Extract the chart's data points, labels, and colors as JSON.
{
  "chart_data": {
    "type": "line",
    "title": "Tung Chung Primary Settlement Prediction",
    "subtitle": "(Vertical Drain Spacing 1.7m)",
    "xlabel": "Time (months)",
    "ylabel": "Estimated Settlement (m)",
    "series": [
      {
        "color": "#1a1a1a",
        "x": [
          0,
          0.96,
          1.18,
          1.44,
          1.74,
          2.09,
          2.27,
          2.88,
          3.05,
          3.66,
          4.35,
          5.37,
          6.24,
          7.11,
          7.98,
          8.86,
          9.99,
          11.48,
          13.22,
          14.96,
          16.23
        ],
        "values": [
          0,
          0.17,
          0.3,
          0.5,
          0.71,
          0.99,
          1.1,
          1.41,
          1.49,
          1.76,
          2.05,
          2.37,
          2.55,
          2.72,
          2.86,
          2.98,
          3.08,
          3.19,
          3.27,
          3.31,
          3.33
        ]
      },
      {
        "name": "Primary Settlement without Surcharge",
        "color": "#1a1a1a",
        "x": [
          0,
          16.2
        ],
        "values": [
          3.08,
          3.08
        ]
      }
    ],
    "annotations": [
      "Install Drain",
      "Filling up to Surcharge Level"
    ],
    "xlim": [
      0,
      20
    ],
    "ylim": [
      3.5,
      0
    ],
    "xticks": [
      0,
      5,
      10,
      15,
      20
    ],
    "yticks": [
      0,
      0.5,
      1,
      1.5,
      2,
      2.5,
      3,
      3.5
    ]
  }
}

*TASK PROMPT*: Check each line in the listing above for the string "Primary", then report how many lines contain it, with no other text.

*CORRECT RESPONSE*: 2